TASK DIRECTIONS: Reproduce the records below word for word, line by line, omitting any picture from the reproduction.

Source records

___

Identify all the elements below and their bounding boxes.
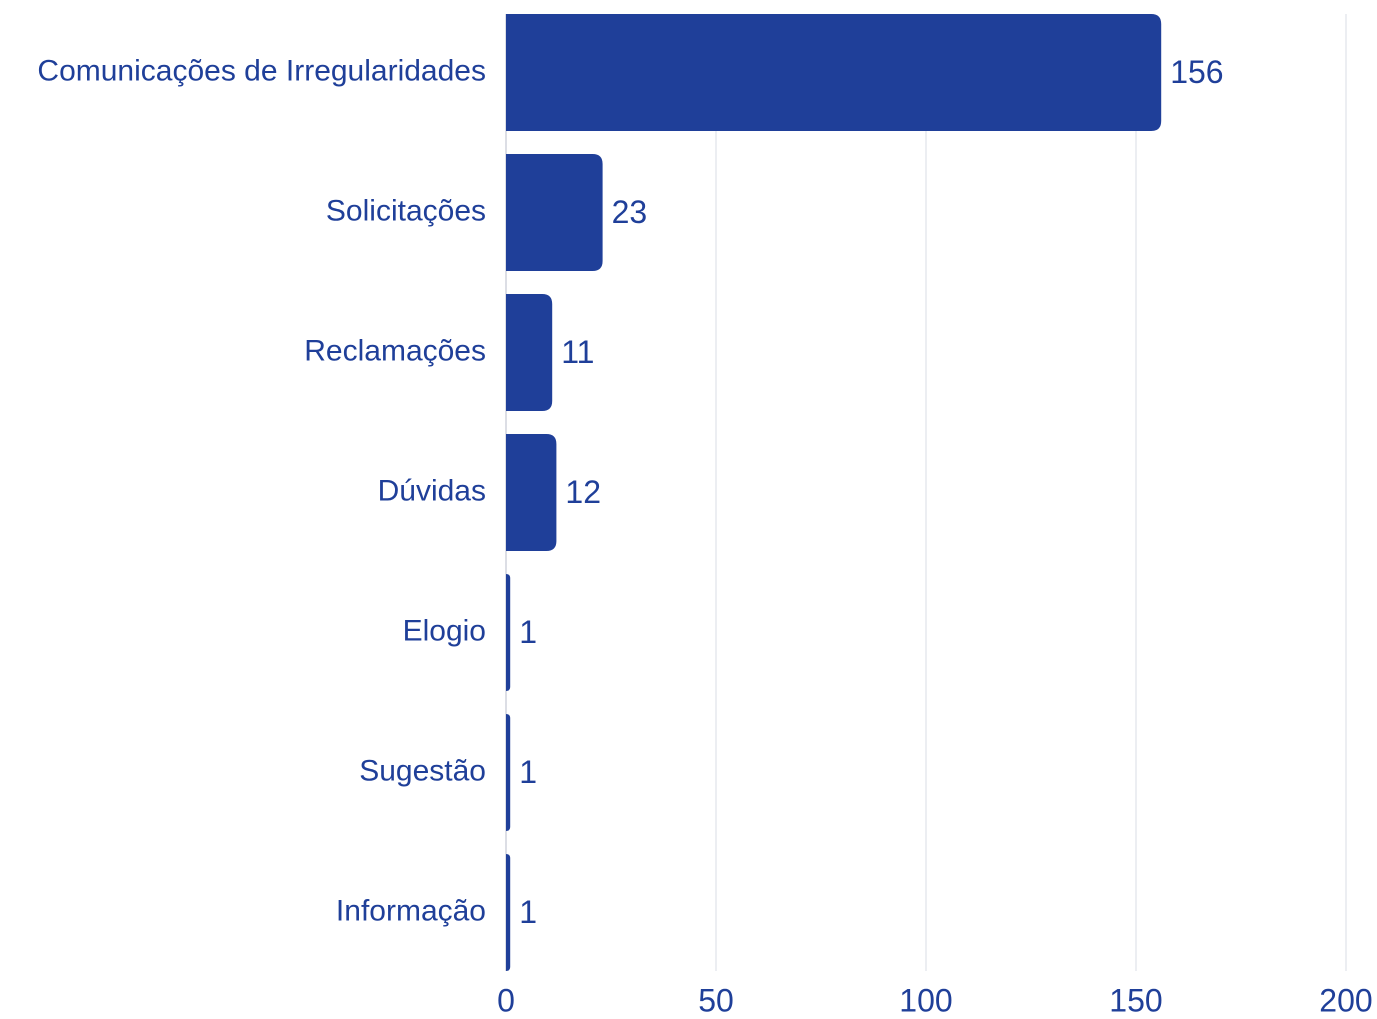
value-label: 1 bbox=[519, 894, 537, 930]
x-tick-label: 150 bbox=[1109, 982, 1162, 1018]
category-label: Sugestão bbox=[359, 754, 486, 787]
bar bbox=[506, 434, 557, 551]
category-label: Elogio bbox=[403, 614, 486, 647]
value-label: 156 bbox=[1170, 54, 1223, 90]
value-label: 23 bbox=[612, 194, 648, 230]
value-label: 1 bbox=[519, 754, 537, 790]
bar bbox=[506, 854, 511, 971]
value-label: 1 bbox=[519, 614, 537, 650]
bar bbox=[506, 574, 511, 691]
x-tick-label: 100 bbox=[899, 982, 952, 1018]
bar bbox=[506, 154, 603, 271]
x-tick-label: 200 bbox=[1319, 982, 1372, 1018]
value-label: 12 bbox=[565, 474, 601, 510]
bar bbox=[506, 14, 1162, 131]
category-label: Informação bbox=[336, 894, 486, 927]
category-label: Dúvidas bbox=[378, 474, 486, 507]
x-tick-label: 0 bbox=[497, 982, 515, 1018]
bar bbox=[506, 294, 553, 411]
bar bbox=[506, 714, 511, 831]
category-label: Comunicações de Irregularidades bbox=[37, 54, 486, 87]
category-label: Solicitações bbox=[326, 194, 486, 227]
x-tick-label: 50 bbox=[698, 982, 734, 1018]
category-label: Reclamações bbox=[304, 334, 486, 367]
value-label: 11 bbox=[561, 334, 594, 370]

___

SOLUTION TO THIS TASK:
Identify all the elements below and their bounding boxes.
value-label: 1 bbox=[519, 894, 537, 930]
x-tick-label: 150 bbox=[1109, 982, 1162, 1018]
category-label: Sugestão bbox=[359, 754, 486, 787]
bar bbox=[506, 434, 557, 551]
category-label: Elogio bbox=[403, 614, 486, 647]
value-label: 156 bbox=[1170, 54, 1223, 90]
value-label: 23 bbox=[612, 194, 648, 230]
value-label: 1 bbox=[519, 754, 537, 790]
bar bbox=[506, 854, 511, 971]
value-label: 1 bbox=[519, 614, 537, 650]
bar bbox=[506, 574, 511, 691]
x-tick-label: 100 bbox=[899, 982, 952, 1018]
bar bbox=[506, 154, 603, 271]
x-tick-label: 200 bbox=[1319, 982, 1372, 1018]
value-label: 12 bbox=[565, 474, 601, 510]
bar bbox=[506, 14, 1162, 131]
category-label: Informação bbox=[336, 894, 486, 927]
category-label: Dúvidas bbox=[378, 474, 486, 507]
x-tick-label: 0 bbox=[497, 982, 515, 1018]
bar bbox=[506, 294, 553, 411]
bar bbox=[506, 714, 511, 831]
category-label: Comunicações de Irregularidades bbox=[37, 54, 486, 87]
category-label: Solicitações bbox=[326, 194, 486, 227]
x-tick-label: 50 bbox=[698, 982, 734, 1018]
category-label: Reclamações bbox=[304, 334, 486, 367]
value-label: 11 bbox=[561, 334, 594, 370]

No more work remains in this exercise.